(What is required) Give the entries again, word for word.

(Information supplied)

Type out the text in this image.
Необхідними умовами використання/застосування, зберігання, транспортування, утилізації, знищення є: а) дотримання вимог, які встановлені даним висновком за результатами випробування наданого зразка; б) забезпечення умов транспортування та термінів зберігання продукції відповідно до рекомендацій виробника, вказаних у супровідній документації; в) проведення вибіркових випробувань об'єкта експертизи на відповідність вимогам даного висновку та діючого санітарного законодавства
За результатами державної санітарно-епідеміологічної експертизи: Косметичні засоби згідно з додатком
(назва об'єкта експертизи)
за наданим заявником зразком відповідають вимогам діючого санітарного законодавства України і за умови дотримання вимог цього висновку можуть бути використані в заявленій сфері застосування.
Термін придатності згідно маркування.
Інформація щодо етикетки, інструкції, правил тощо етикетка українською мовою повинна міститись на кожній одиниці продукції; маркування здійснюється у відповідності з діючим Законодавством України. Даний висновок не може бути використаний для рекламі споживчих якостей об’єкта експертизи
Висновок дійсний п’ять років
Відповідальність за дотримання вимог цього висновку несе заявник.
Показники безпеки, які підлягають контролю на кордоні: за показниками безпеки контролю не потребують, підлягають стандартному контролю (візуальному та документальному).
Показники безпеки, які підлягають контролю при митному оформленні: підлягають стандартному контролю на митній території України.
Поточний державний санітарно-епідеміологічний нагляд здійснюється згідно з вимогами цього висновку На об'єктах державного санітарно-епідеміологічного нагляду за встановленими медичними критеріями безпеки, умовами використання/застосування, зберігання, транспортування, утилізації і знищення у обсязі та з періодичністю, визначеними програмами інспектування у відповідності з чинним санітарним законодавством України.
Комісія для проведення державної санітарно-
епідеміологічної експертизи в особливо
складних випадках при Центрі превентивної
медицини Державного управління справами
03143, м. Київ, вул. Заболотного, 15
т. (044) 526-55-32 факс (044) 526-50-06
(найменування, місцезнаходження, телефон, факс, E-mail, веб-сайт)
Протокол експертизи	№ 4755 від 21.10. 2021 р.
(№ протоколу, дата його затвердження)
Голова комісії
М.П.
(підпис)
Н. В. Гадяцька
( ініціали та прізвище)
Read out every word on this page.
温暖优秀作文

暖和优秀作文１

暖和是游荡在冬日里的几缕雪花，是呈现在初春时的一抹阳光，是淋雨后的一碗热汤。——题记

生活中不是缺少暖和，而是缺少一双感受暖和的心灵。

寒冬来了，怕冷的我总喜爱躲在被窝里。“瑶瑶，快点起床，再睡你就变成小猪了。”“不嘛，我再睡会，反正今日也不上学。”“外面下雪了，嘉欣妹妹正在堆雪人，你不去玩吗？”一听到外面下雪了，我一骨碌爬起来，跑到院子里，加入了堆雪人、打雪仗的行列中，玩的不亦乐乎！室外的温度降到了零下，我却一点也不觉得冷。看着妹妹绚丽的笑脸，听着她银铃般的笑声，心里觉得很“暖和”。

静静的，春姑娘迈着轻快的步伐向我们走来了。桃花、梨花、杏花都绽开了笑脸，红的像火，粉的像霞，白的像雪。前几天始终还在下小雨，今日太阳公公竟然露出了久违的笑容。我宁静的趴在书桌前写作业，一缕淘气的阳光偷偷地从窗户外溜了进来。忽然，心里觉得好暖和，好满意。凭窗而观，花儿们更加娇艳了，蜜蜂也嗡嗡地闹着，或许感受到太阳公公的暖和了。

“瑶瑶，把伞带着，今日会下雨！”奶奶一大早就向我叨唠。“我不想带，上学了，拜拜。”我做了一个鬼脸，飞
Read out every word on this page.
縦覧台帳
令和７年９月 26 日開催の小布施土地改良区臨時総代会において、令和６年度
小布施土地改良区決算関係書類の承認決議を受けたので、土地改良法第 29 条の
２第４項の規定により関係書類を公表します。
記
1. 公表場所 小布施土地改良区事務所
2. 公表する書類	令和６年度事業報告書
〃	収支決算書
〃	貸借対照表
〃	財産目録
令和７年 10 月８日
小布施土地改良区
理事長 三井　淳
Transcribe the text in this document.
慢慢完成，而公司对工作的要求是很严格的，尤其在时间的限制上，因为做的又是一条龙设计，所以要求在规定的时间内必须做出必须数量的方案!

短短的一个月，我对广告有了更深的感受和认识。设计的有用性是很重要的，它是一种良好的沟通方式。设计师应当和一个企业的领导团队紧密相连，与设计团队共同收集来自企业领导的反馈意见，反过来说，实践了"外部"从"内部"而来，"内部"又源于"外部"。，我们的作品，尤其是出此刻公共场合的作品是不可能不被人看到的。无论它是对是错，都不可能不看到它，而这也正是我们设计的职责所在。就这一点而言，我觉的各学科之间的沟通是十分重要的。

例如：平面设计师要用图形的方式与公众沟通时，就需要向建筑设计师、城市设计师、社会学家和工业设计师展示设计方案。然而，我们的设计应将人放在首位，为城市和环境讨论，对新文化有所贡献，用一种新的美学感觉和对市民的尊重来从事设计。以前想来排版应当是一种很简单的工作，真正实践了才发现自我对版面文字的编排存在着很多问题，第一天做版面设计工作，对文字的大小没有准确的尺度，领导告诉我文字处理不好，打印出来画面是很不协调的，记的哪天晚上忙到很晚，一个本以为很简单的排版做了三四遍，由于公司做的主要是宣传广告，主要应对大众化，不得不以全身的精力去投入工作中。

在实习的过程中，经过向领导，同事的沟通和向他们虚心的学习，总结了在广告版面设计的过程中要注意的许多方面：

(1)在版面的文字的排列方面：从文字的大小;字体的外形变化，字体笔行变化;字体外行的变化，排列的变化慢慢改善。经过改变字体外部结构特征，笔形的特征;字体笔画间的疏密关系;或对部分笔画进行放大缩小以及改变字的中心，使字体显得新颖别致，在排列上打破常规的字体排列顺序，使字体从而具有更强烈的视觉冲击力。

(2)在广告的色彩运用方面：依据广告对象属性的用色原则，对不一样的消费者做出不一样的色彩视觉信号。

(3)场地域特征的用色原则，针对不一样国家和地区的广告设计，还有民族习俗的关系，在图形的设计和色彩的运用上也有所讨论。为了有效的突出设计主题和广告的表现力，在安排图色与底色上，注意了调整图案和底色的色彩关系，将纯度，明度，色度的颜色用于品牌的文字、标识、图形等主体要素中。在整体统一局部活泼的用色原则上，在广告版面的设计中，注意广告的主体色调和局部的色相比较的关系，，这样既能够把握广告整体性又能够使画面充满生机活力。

(Full solution)
Type out the text in this image.
Необхідними умовами використання/застосування, зберігання, транспортування, утилізації, знищення є: а) дотримання вимог, які встановлені даним висновком за результатами випробування наданого зразка; б) забезпечення умов транспортування та термінів зберігання продукції відповідно до рекомендацій виробника, вказаних у супровідній документації; в) проведення вибіркових випробувань об'єкта експертизи на відповідність вимогам даного висновку та діючого санітарного законодавства
За результатами державної санітарно-епідеміологічної експертизи: Косметичні засоби згідно з додатком
(назва об'єкта експертизи)
за наданим заявником зразком відповідають вимогам діючого санітарного законодавства України і за умови дотримання вимог цього висновку можуть бути використані в заявленій сфері застосування.
Термін придатності згідно маркування.
Інформація щодо етикетки, інструкції, правил тощо етикетка українською мовою повинна міститись на кожній одиниці продукції; маркування здійснюється у відповідності з діючим Законодавством України. Даний висновок не може бути використаний для рекламі споживчих якостей об’єкта експертизи
Висновок дійсний п’ять років
Відповідальність за дотримання вимог цього висновку несе заявник.
Показники безпеки, які підлягають контролю на кордоні: за показниками безпеки контролю не потребують, підлягають стандартному контролю (візуальному та документальному).
Показники безпеки, які підлягають контролю при митному оформленні: підлягають стандартному контролю на митній території України.
Поточний державний санітарно-епідеміологічний нагляд здійснюється згідно з вимогами цього висновку На об'єктах державного санітарно-епідеміологічного нагляду за встановленими медичними критеріями безпеки, умовами використання/застосування, зберігання, транспортування, утилізації і знищення у обсязі та з періодичністю, визначеними програмами інспектування у відповідності з чинним санітарним законодавством України.
Комісія для проведення державної санітарно-
епідеміологічної експертизи в особливо
складних випадках при Центрі превентивної
медицини Державного управління справами
03143, м. Київ, вул. Заболотного, 15
т. (044) 526-55-32 факс (044) 526-50-06
(найменування, місцезнаходження, телефон, факс, E-mail, веб-сайт)
Протокол експертизи	№ 4755 від 21.10. 2021 р.
(№ протоколу, дата його затвердження)
Голова комісії
М.П.
(підпис)
Н. В. Гадяцька
( ініціали та прізвище)
Read out every word on this page.
温暖优秀作文

暖和优秀作文１

暖和是游荡在冬日里的几缕雪花，是呈现在初春时的一抹阳光，是淋雨后的一碗热汤。——题记

生活中不是缺少暖和，而是缺少一双感受暖和的心灵。

寒冬来了，怕冷的我总喜爱躲在被窝里。“瑶瑶，快点起床，再睡你就变成小猪了。”“不嘛，我再睡会，反正今日也不上学。”“外面下雪了，嘉欣妹妹正在堆雪人，你不去玩吗？”一听到外面下雪了，我一骨碌爬起来，跑到院子里，加入了堆雪人、打雪仗的行列中，玩的不亦乐乎！室外的温度降到了零下，我却一点也不觉得冷。看着妹妹绚丽的笑脸，听着她银铃般的笑声，心里觉得很“暖和”。

静静的，春姑娘迈着轻快的步伐向我们走来了。桃花、梨花、杏花都绽开了笑脸，红的像火，粉的像霞，白的像雪。前几天始终还在下小雨，今日太阳公公竟然露出了久违的笑容。我宁静的趴在书桌前写作业，一缕淘气的阳光偷偷地从窗户外溜了进来。忽然，心里觉得好暖和，好满意。凭窗而观，花儿们更加娇艳了，蜜蜂也嗡嗡地闹着，或许感受到太阳公公的暖和了。

“瑶瑶，把伞带着，今日会下雨！”奶奶一大早就向我叨唠。“我不想带，上学了，拜拜。”我做了一个鬼脸，飞
Read out every word on this page.
縦覧台帳
令和７年９月 26 日開催の小布施土地改良区臨時総代会において、令和６年度
小布施土地改良区決算関係書類の承認決議を受けたので、土地改良法第 29 条の
２第４項の規定により関係書類を公表します。
記
1. 公表場所 小布施土地改良区事務所
2. 公表する書類	令和６年度事業報告書
〃	収支決算書
〃	貸借対照表
〃	財産目録
令和７年 10 月８日
小布施土地改良区
理事長 三井　淳
Transcribe the text in this document.
慢慢完成，而公司对工作的要求是很严格的，尤其在时间的限制上，因为做的又是一条龙设计，所以要求在规定的时间内必须做出必须数量的方案!

短短的一个月，我对广告有了更深的感受和认识。设计的有用性是很重要的，它是一种良好的沟通方式。设计师应当和一个企业的领导团队紧密相连，与设计团队共同收集来自企业领导的反馈意见，反过来说，实践了"外部"从"内部"而来，"内部"又源于"外部"。，我们的作品，尤其是出此刻公共场合的作品是不可能不被人看到的。无论它是对是错，都不可能不看到它，而这也正是我们设计的职责所在。就这一点而言，我觉的各学科之间的沟通是十分重要的。

例如：平面设计师要用图形的方式与公众沟通时，就需要向建筑设计师、城市设计师、社会学家和工业设计师展示设计方案。然而，我们的设计应将人放在首位，为城市和环境讨论，对新文化有所贡献，用一种新的美学感觉和对市民的尊重来从事设计。以前想来排版应当是一种很简单的工作，真正实践了才发现自我对版面文字的编排存在着很多问题，第一天做版面设计工作，对文字的大小没有准确的尺度，领导告诉我文字处理不好，打印出来画面是很不协调的，记的哪天晚上忙到很晚，一个本以为很简单的排版做了三四遍，由于公司做的主要是宣传广告，主要应对大众化，不得不以全身的精力去投入工作中。

在实习的过程中，经过向领导，同事的沟通和向他们虚心的学习，总结了在广告版面设计的过程中要注意的许多方面：

(1)在版面的文字的排列方面：从文字的大小;字体的外形变化，字体笔行变化;字体外行的变化，排列的变化慢慢改善。经过改变字体外部结构特征，笔形的特征;字体笔画间的疏密关系;或对部分笔画进行放大缩小以及改变字的中心，使字体显得新颖别致，在排列上打破常规的字体排列顺序，使字体从而具有更强烈的视觉冲击力。

(2)在广告的色彩运用方面：依据广告对象属性的用色原则，对不一样的消费者做出不一样的色彩视觉信号。

(3)场地域特征的用色原则，针对不一样国家和地区的广告设计，还有民族习俗的关系，在图形的设计和色彩的运用上也有所讨论。为了有效的突出设计主题和广告的表现力，在安排图色与底色上，注意了调整图案和底色的色彩关系，将纯度，明度，色度的颜色用于品牌的文字、标识、图形等主体要素中。在整体统一局部活泼的用色原则上，在广告版面的设计中，注意广告的主体色调和局部的色相比较的关系，，这样既能够把握广告整体性又能够使画面充满生机活力。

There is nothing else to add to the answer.